TO DO -> Before doing anything else, copy the entries below exactly.

DATA FOR PROCESSING ->
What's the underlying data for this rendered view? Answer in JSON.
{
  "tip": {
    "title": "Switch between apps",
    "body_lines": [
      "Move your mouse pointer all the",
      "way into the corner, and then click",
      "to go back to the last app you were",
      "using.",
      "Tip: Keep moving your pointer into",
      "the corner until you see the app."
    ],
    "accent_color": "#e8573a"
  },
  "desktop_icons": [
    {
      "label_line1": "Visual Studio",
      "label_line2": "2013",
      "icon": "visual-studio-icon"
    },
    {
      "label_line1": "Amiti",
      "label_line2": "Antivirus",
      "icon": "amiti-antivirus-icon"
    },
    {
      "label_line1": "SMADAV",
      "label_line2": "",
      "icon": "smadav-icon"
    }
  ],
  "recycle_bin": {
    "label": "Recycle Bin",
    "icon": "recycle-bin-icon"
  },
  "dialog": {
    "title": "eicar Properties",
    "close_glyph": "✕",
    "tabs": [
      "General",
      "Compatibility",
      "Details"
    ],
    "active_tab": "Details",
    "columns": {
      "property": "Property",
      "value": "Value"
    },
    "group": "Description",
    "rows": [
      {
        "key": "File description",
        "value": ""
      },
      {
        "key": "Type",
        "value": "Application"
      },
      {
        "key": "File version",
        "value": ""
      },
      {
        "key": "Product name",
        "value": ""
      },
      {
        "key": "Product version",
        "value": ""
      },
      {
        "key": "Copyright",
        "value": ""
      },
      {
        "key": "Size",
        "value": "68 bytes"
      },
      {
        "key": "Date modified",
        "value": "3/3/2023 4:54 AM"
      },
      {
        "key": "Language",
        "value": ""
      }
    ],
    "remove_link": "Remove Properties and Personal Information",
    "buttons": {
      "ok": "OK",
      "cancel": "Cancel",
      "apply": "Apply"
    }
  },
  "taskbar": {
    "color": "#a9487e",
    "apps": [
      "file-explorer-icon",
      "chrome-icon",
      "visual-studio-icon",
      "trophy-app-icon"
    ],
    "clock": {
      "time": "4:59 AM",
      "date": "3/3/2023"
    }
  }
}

SOLVED PROBLEM ->
What's the underlying data for this rendered view? Answer in JSON.
{
  "tip": {
    "title": "Switch between apps",
    "body_lines": [
      "Move your mouse pointer all the",
      "way into the corner, and then click",
      "to go back to the last app you were",
      "using.",
      "Tip: Keep moving your pointer into",
      "the corner until you see the app."
    ],
    "accent_color": "#e8573a"
  },
  "desktop_icons": [
    {
      "label_line1": "Visual Studio",
      "label_line2": "2013",
      "icon": "visual-studio-icon"
    },
    {
      "label_line1": "Amiti",
      "label_line2": "Antivirus",
      "icon": "amiti-antivirus-icon"
    },
    {
      "label_line1": "SMADAV",
      "label_line2": "",
      "icon": "smadav-icon"
    }
  ],
  "recycle_bin": {
    "label": "Recycle Bin",
    "icon": "recycle-bin-icon"
  },
  "dialog": {
    "title": "eicar Properties",
    "close_glyph": "✕",
    "tabs": [
      "General",
      "Compatibility",
      "Details"
    ],
    "active_tab": "Details",
    "columns": {
      "property": "Property",
      "value": "Value"
    },
    "group": "Description",
    "rows": [
      {
        "key": "File description",
        "value": ""
      },
      {
        "key": "Type",
        "value": "Application"
      },
      {
        "key": "File version",
        "value": ""
      },
      {
        "key": "Product name",
        "value": ""
      },
      {
        "key": "Product version",
        "value": ""
      },
      {
        "key": "Copyright",
        "value": ""
      },
      {
        "key": "Size",
        "value": "68 bytes"
      },
      {
        "key": "Date modified",
        "value": "3/3/2023 4:54 AM"
      },
      {
        "key": "Language",
        "value": ""
      }
    ],
    "remove_link": "Remove Properties and Personal Information",
    "buttons": {
      "ok": "OK",
      "cancel": "Cancel",
      "apply": "Apply"
    }
  },
  "taskbar": {
    "color": "#a9487e",
    "apps": [
      "file-explorer-icon",
      "chrome-icon",
      "visual-studio-icon",
      "trophy-app-icon"
    ],
    "clock": {
      "time": "4:59 AM",
      "date": "3/3/2023"
    }
  }
}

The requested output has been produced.